**Set exercise**: List all lines of the data that include the string "Drums".

**Given data**:
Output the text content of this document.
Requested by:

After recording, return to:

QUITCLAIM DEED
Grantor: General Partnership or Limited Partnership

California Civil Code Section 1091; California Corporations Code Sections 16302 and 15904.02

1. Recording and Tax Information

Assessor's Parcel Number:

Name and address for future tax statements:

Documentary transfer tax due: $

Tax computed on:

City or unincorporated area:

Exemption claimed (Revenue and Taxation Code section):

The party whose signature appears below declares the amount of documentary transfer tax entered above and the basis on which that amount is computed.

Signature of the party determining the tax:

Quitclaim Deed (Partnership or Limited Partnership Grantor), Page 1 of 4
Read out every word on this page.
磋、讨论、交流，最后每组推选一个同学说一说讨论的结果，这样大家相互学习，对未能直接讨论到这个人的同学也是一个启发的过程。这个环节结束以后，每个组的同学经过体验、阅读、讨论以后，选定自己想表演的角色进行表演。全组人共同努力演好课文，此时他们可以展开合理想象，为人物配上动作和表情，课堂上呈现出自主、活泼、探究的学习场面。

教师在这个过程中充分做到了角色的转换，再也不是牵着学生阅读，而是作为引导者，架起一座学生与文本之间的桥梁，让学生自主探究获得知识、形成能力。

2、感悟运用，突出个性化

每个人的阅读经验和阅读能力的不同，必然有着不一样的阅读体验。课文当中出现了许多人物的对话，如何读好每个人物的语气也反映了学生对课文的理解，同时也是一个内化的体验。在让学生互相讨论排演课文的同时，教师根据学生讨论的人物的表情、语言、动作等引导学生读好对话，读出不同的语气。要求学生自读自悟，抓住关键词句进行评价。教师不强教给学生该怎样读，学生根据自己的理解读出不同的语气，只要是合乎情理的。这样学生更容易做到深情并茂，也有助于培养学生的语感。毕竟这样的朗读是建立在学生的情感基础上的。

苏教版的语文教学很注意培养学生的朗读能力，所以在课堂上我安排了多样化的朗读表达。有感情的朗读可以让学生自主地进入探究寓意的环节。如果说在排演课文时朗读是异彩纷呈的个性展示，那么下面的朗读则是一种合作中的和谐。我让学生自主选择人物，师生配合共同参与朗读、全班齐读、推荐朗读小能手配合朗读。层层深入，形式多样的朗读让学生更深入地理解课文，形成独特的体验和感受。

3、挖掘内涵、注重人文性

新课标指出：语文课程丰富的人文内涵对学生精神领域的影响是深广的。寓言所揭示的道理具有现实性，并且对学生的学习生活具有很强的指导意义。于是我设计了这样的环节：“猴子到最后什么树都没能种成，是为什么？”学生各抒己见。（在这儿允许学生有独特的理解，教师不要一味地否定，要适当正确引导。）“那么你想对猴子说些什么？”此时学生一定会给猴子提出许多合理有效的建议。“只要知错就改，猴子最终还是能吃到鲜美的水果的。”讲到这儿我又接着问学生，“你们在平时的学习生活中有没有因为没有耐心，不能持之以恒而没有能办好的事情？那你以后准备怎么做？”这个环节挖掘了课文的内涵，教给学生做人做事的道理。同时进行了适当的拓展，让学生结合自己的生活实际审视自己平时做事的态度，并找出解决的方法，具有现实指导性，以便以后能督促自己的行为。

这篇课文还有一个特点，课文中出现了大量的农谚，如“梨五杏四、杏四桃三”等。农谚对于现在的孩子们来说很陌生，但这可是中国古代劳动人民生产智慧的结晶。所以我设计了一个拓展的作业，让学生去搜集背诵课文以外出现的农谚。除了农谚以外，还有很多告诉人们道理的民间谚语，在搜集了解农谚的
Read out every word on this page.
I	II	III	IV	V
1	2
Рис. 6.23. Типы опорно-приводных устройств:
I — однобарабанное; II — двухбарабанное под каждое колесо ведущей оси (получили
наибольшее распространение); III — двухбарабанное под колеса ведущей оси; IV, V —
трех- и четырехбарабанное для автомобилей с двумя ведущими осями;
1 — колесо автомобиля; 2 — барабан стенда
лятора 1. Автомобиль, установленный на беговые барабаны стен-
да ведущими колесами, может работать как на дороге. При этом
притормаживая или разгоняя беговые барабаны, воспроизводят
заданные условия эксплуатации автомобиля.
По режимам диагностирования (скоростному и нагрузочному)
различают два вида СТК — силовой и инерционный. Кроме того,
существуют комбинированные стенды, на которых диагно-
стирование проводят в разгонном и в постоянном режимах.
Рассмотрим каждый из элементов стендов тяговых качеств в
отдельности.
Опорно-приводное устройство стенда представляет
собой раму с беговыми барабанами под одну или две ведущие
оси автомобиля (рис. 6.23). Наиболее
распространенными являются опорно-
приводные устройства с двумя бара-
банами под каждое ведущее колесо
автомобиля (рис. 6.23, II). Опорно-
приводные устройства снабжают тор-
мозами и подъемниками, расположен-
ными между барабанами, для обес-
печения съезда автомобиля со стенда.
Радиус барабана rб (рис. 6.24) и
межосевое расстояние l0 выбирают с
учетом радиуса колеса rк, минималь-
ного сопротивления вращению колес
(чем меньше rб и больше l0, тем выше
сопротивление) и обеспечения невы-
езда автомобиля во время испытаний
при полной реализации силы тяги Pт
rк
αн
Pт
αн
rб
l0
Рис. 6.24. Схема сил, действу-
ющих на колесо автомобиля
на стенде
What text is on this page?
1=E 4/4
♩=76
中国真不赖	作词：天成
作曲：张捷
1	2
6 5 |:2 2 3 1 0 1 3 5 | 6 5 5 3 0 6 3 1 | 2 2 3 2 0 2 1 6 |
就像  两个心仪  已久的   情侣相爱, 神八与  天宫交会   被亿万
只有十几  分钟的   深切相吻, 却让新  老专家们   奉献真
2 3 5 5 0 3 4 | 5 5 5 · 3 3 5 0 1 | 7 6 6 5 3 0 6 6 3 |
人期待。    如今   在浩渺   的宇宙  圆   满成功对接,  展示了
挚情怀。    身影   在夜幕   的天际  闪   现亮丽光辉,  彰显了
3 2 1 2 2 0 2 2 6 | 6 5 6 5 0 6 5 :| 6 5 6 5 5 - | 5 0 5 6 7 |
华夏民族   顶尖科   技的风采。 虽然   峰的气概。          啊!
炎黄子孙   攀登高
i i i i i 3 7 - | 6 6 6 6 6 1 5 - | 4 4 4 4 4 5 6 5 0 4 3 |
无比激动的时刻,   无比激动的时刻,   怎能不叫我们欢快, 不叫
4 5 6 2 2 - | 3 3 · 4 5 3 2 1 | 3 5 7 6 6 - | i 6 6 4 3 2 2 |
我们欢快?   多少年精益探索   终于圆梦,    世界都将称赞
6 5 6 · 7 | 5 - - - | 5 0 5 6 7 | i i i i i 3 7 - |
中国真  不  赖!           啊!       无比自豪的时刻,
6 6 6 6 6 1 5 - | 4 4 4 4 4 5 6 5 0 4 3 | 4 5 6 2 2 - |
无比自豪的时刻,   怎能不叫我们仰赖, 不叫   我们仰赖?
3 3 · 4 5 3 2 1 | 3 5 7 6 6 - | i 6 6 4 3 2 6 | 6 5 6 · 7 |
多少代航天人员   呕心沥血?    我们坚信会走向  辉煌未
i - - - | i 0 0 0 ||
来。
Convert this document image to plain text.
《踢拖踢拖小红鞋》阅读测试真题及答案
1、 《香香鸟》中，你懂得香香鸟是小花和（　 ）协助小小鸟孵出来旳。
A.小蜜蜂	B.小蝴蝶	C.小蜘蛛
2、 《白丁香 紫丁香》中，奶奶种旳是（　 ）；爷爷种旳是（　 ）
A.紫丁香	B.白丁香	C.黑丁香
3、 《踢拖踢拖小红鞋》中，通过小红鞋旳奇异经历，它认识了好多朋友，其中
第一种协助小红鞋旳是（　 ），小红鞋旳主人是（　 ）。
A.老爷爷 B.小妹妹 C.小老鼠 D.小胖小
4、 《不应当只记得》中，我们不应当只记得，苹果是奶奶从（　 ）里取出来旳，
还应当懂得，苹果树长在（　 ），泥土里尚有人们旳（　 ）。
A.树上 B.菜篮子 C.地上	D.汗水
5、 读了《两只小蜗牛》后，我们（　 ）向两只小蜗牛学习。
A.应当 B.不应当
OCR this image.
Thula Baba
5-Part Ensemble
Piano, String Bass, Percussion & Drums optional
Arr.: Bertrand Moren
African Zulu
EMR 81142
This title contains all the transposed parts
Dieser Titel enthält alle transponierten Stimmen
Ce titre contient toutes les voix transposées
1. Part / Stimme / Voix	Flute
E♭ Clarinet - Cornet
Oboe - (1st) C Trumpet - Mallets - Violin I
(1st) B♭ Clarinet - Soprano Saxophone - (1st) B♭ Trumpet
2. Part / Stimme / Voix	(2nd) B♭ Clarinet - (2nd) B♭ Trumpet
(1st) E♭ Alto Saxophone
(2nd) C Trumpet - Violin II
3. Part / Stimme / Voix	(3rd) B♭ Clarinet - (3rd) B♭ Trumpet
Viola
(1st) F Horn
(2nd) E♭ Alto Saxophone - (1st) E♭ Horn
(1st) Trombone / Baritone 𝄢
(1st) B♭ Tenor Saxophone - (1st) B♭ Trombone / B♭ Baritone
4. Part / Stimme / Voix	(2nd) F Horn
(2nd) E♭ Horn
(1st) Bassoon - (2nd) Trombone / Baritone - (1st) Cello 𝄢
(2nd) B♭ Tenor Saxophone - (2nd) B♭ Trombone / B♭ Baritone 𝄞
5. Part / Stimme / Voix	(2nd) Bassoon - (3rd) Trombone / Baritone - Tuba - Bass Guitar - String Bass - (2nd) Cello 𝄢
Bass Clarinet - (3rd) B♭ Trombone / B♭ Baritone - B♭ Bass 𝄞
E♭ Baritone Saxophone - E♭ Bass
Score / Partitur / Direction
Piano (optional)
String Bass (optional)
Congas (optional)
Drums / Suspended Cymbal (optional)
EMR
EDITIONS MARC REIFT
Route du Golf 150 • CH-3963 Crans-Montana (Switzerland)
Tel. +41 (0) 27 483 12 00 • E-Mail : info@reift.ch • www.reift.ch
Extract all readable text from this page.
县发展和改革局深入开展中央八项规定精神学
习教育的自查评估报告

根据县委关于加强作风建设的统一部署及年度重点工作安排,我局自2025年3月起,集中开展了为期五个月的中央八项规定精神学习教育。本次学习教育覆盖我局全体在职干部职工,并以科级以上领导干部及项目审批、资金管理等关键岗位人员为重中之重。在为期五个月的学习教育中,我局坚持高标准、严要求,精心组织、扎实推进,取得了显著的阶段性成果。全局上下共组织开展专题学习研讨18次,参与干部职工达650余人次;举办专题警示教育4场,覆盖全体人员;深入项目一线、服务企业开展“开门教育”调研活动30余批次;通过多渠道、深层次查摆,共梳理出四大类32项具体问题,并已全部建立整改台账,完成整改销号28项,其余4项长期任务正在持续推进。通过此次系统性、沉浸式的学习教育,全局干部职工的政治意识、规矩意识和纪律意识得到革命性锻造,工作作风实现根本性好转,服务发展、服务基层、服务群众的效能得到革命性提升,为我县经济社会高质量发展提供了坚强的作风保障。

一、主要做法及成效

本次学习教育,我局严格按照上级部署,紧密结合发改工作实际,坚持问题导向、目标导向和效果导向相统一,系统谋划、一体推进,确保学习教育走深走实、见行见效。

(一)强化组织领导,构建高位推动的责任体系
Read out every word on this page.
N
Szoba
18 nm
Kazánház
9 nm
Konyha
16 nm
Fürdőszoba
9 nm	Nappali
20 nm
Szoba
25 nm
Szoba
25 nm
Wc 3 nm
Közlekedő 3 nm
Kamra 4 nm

**Solution to this problem**:
Piano, String Bass, Percussion & Drums optional
Drums / Suspended Cymbal (optional)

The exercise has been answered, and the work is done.